### RECORDS TO PROCESS
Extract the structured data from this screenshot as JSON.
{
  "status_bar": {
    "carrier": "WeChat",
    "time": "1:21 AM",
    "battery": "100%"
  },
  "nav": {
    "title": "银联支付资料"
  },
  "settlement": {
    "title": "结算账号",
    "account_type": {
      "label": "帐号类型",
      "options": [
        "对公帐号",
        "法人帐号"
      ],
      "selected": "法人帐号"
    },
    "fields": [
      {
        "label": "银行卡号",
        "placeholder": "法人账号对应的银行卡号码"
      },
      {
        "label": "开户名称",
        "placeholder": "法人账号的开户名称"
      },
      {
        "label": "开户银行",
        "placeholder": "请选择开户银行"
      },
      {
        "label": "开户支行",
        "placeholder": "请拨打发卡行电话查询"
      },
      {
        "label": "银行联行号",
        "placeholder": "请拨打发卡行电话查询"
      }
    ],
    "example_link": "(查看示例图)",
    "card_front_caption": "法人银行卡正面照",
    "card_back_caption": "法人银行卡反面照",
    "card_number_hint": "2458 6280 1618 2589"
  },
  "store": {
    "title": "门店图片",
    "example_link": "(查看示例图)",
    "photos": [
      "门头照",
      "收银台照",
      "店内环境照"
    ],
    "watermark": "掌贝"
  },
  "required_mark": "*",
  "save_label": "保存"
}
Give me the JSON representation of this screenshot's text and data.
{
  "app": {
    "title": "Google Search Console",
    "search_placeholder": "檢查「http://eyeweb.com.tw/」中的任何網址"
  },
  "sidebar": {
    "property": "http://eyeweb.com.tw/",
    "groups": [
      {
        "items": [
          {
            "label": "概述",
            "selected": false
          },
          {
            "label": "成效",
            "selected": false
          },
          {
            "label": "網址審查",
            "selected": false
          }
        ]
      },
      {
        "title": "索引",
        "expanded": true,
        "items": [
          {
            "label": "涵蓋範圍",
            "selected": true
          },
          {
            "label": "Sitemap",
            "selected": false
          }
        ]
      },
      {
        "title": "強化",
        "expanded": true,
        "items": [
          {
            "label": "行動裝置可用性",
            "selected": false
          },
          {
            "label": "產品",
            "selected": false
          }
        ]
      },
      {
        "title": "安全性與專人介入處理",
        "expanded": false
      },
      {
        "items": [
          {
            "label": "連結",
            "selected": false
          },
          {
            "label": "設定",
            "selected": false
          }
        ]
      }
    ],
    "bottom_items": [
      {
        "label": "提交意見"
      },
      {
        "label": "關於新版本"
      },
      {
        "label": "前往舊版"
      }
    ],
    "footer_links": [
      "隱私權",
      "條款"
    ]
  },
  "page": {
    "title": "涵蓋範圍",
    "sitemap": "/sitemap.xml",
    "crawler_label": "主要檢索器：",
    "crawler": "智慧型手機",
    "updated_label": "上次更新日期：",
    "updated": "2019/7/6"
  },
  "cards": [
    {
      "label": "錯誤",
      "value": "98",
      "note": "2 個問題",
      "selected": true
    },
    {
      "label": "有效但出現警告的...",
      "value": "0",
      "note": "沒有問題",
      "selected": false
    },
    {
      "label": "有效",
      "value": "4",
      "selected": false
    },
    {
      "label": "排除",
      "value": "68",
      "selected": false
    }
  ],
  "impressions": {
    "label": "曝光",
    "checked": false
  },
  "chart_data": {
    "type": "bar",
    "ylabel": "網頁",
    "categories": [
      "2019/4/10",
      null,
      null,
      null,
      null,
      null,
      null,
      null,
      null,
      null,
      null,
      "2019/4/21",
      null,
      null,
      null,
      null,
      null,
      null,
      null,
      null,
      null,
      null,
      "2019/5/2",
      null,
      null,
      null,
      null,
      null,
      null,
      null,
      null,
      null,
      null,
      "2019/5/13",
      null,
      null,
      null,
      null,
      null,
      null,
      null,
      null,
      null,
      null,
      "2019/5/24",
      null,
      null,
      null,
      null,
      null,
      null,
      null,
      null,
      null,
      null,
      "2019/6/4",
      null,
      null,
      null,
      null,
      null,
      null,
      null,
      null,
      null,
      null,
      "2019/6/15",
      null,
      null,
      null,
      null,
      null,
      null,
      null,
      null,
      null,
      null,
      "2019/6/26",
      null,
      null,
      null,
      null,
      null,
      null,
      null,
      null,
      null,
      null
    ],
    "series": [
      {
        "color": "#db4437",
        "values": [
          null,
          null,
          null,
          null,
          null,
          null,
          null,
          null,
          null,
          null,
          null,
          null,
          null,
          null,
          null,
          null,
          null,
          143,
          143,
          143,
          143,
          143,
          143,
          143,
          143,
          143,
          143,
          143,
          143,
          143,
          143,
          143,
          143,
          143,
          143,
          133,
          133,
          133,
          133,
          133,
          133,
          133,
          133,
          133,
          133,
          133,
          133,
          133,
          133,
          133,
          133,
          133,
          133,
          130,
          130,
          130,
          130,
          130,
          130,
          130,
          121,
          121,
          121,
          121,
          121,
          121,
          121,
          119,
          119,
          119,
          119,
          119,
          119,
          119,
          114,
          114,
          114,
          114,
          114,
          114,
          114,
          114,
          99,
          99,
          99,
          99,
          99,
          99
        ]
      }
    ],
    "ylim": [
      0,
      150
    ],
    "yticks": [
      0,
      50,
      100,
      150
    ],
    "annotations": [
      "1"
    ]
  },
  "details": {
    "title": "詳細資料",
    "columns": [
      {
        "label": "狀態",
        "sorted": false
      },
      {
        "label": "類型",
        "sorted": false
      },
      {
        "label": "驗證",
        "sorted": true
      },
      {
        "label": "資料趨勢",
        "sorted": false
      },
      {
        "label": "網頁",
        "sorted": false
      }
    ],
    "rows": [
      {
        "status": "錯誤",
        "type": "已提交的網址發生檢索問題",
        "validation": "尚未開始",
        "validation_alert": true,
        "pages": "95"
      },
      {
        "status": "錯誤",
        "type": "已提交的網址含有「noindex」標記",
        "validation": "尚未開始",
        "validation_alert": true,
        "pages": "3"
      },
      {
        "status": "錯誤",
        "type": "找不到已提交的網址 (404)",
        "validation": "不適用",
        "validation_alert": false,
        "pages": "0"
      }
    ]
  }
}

### WHAT IS NEEDED
From the data above, extract every line in its exact form.

### EXERCISE OUTPUT
Extract the structured data from this screenshot as JSON.
{
  "status_bar": {
    "carrier": "WeChat",
    "time": "1:21 AM",
    "battery": "100%"
  },
  "nav": {
    "title": "银联支付资料"
  },
  "settlement": {
    "title": "结算账号",
    "account_type": {
      "label": "帐号类型",
      "options": [
        "对公帐号",
        "法人帐号"
      ],
      "selected": "法人帐号"
    },
    "fields": [
      {
        "label": "银行卡号",
        "placeholder": "法人账号对应的银行卡号码"
      },
      {
        "label": "开户名称",
        "placeholder": "法人账号的开户名称"
      },
      {
        "label": "开户银行",
        "placeholder": "请选择开户银行"
      },
      {
        "label": "开户支行",
        "placeholder": "请拨打发卡行电话查询"
      },
      {
        "label": "银行联行号",
        "placeholder": "请拨打发卡行电话查询"
      }
    ],
    "example_link": "(查看示例图)",
    "card_front_caption": "法人银行卡正面照",
    "card_back_caption": "法人银行卡反面照",
    "card_number_hint": "2458 6280 1618 2589"
  },
  "store": {
    "title": "门店图片",
    "example_link": "(查看示例图)",
    "photos": [
      "门头照",
      "收银台照",
      "店内环境照"
    ],
    "watermark": "掌贝"
  },
  "required_mark": "*",
  "save_label": "保存"
}
Give me the JSON representation of this screenshot's text and data.
{
  "app": {
    "title": "Google Search Console",
    "search_placeholder": "檢查「http://eyeweb.com.tw/」中的任何網址"
  },
  "sidebar": {
    "property": "http://eyeweb.com.tw/",
    "groups": [
      {
        "items": [
          {
            "label": "概述",
            "selected": false
          },
          {
            "label": "成效",
            "selected": false
          },
          {
            "label": "網址審查",
            "selected": false
          }
        ]
      },
      {
        "title": "索引",
        "expanded": true,
        "items": [
          {
            "label": "涵蓋範圍",
            "selected": true
          },
          {
            "label": "Sitemap",
            "selected": false
          }
        ]
      },
      {
        "title": "強化",
        "expanded": true,
        "items": [
          {
            "label": "行動裝置可用性",
            "selected": false
          },
          {
            "label": "產品",
            "selected": false
          }
        ]
      },
      {
        "title": "安全性與專人介入處理",
        "expanded": false
      },
      {
        "items": [
          {
            "label": "連結",
            "selected": false
          },
          {
            "label": "設定",
            "selected": false
          }
        ]
      }
    ],
    "bottom_items": [
      {
        "label": "提交意見"
      },
      {
        "label": "關於新版本"
      },
      {
        "label": "前往舊版"
      }
    ],
    "footer_links": [
      "隱私權",
      "條款"
    ]
  },
  "page": {
    "title": "涵蓋範圍",
    "sitemap": "/sitemap.xml",
    "crawler_label": "主要檢索器：",
    "crawler": "智慧型手機",
    "updated_label": "上次更新日期：",
    "updated": "2019/7/6"
  },
  "cards": [
    {
      "label": "錯誤",
      "value": "98",
      "note": "2 個問題",
      "selected": true
    },
    {
      "label": "有效但出現警告的...",
      "value": "0",
      "note": "沒有問題",
      "selected": false
    },
    {
      "label": "有效",
      "value": "4",
      "selected": false
    },
    {
      "label": "排除",
      "value": "68",
      "selected": false
    }
  ],
  "impressions": {
    "label": "曝光",
    "checked": false
  },
  "chart_data": {
    "type": "bar",
    "ylabel": "網頁",
    "categories": [
      "2019/4/10",
      null,
      null,
      null,
      null,
      null,
      null,
      null,
      null,
      null,
      null,
      "2019/4/21",
      null,
      null,
      null,
      null,
      null,
      null,
      null,
      null,
      null,
      null,
      "2019/5/2",
      null,
      null,
      null,
      null,
      null,
      null,
      null,
      null,
      null,
      null,
      "2019/5/13",
      null,
      null,
      null,
      null,
      null,
      null,
      null,
      null,
      null,
      null,
      "2019/5/24",
      null,
      null,
      null,
      null,
      null,
      null,
      null,
      null,
      null,
      null,
      "2019/6/4",
      null,
      null,
      null,
      null,
      null,
      null,
      null,
      null,
      null,
      null,
      "2019/6/15",
      null,
      null,
      null,
      null,
      null,
      null,
      null,
      null,
      null,
      null,
      "2019/6/26",
      null,
      null,
      null,
      null,
      null,
      null,
      null,
      null,
      null,
      null
    ],
    "series": [
      {
        "color": "#db4437",
        "values": [
          null,
          null,
          null,
          null,
          null,
          null,
          null,
          null,
          null,
          null,
          null,
          null,
          null,
          null,
          null,
          null,
          null,
          143,
          143,
          143,
          143,
          143,
          143,
          143,
          143,
          143,
          143,
          143,
          143,
          143,
          143,
          143,
          143,
          143,
          143,
          133,
          133,
          133,
          133,
          133,
          133,
          133,
          133,
          133,
          133,
          133,
          133,
          133,
          133,
          133,
          133,
          133,
          133,
          130,
          130,
          130,
          130,
          130,
          130,
          130,
          121,
          121,
          121,
          121,
          121,
          121,
          121,
          119,
          119,
          119,
          119,
          119,
          119,
          119,
          114,
          114,
          114,
          114,
          114,
          114,
          114,
          114,
          99,
          99,
          99,
          99,
          99,
          99
        ]
      }
    ],
    "ylim": [
      0,
      150
    ],
    "yticks": [
      0,
      50,
      100,
      150
    ],
    "annotations": [
      "1"
    ]
  },
  "details": {
    "title": "詳細資料",
    "columns": [
      {
        "label": "狀態",
        "sorted": false
      },
      {
        "label": "類型",
        "sorted": false
      },
      {
        "label": "驗證",
        "sorted": true
      },
      {
        "label": "資料趨勢",
        "sorted": false
      },
      {
        "label": "網頁",
        "sorted": false
      }
    ],
    "rows": [
      {
        "status": "錯誤",
        "type": "已提交的網址發生檢索問題",
        "validation": "尚未開始",
        "validation_alert": true,
        "pages": "95"
      },
      {
        "status": "錯誤",
        "type": "已提交的網址含有「noindex」標記",
        "validation": "尚未開始",
        "validation_alert": true,
        "pages": "3"
      },
      {
        "status": "錯誤",
        "type": "找不到已提交的網址 (404)",
        "validation": "不適用",
        "validation_alert": false,
        "pages": "0"
      }
    ]
  }
}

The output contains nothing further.